[Request] Read through the entries below and return each line with the word "gépkocsi".

---------- Exercise materials ----------

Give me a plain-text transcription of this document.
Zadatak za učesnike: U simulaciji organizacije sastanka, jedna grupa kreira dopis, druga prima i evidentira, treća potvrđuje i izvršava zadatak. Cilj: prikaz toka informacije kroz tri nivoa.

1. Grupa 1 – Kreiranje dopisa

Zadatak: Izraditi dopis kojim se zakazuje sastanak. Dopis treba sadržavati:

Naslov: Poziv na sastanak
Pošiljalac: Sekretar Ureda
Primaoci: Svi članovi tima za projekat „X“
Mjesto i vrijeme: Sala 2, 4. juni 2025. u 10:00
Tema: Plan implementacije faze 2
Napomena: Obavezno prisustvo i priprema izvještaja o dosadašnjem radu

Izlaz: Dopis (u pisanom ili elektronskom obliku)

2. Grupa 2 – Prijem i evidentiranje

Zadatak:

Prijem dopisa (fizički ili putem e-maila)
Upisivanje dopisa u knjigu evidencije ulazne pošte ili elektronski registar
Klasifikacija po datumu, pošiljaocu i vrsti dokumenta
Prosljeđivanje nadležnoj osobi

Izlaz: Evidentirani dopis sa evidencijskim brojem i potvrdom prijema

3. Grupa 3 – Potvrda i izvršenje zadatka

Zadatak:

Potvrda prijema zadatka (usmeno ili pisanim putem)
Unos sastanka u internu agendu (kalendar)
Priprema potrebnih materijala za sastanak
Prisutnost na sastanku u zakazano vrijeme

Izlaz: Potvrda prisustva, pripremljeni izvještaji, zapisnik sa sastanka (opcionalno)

----------
---------- Exercise materials ----------

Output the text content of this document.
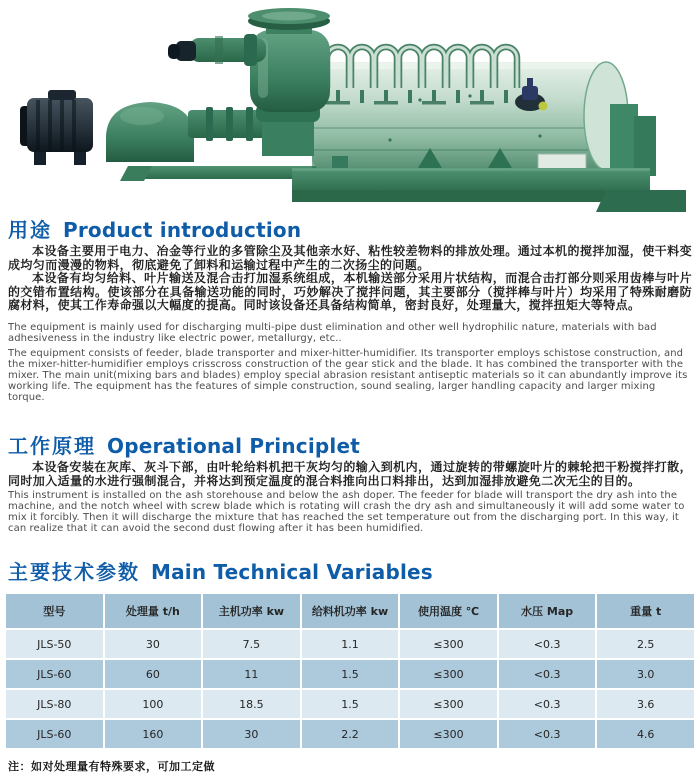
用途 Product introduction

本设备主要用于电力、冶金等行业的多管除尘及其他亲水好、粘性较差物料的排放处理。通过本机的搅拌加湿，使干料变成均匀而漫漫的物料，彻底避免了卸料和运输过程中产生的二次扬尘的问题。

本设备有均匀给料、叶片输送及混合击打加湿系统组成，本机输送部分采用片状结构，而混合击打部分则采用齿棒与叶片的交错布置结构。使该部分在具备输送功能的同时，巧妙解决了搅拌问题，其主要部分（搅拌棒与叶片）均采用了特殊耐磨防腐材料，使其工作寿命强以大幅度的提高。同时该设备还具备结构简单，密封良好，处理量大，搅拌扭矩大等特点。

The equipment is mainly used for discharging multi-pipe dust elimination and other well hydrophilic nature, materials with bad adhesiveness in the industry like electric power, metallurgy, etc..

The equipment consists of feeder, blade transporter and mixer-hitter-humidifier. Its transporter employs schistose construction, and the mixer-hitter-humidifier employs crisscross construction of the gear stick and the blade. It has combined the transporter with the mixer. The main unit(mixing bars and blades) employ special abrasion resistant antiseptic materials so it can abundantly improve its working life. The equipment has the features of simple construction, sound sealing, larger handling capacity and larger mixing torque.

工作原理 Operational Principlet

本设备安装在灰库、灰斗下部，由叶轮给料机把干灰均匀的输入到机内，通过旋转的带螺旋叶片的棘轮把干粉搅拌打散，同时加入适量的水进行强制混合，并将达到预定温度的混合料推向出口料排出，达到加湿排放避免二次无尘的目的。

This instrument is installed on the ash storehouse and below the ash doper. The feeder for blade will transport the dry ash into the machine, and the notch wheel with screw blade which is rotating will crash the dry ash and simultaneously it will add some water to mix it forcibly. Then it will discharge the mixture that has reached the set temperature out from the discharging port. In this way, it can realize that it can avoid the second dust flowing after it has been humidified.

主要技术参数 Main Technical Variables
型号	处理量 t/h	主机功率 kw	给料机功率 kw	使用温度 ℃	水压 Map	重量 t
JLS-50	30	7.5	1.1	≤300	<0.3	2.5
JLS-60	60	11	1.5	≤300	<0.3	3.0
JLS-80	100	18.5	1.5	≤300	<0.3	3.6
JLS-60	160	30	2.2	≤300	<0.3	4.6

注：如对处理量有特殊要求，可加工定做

----------
---------- Exercise materials ----------

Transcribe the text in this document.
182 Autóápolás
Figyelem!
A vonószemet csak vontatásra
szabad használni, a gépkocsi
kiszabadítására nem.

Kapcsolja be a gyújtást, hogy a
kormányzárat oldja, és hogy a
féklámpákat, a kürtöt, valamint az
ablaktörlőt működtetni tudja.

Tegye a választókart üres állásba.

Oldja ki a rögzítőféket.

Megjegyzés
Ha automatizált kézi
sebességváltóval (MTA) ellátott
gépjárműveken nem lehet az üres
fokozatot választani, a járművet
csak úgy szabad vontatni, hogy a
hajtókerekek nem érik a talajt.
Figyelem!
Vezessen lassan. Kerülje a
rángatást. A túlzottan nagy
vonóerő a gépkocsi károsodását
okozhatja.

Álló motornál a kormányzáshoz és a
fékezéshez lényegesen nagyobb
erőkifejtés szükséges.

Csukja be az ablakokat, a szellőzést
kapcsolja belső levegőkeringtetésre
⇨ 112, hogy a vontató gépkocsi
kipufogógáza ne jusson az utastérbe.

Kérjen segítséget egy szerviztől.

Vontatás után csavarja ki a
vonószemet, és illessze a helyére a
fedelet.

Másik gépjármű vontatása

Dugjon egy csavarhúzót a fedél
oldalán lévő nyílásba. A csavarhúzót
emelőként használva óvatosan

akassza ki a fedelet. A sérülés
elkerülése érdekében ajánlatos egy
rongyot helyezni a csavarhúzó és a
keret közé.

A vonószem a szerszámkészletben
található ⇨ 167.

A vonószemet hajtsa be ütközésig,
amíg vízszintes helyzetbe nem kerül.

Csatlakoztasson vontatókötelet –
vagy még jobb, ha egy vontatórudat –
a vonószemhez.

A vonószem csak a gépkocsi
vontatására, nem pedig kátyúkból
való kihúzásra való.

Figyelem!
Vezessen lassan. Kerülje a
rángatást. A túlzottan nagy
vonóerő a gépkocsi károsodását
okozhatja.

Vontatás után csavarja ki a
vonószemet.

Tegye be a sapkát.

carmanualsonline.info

----------

[Response for this exercise]
szabad használni, a gépkocsi
vonóerő a gépkocsi károsodását
⇨ 112, hogy a vontató gépkocsi
A vonószem csak a gépkocsi
vonóerő a gépkocsi károsodását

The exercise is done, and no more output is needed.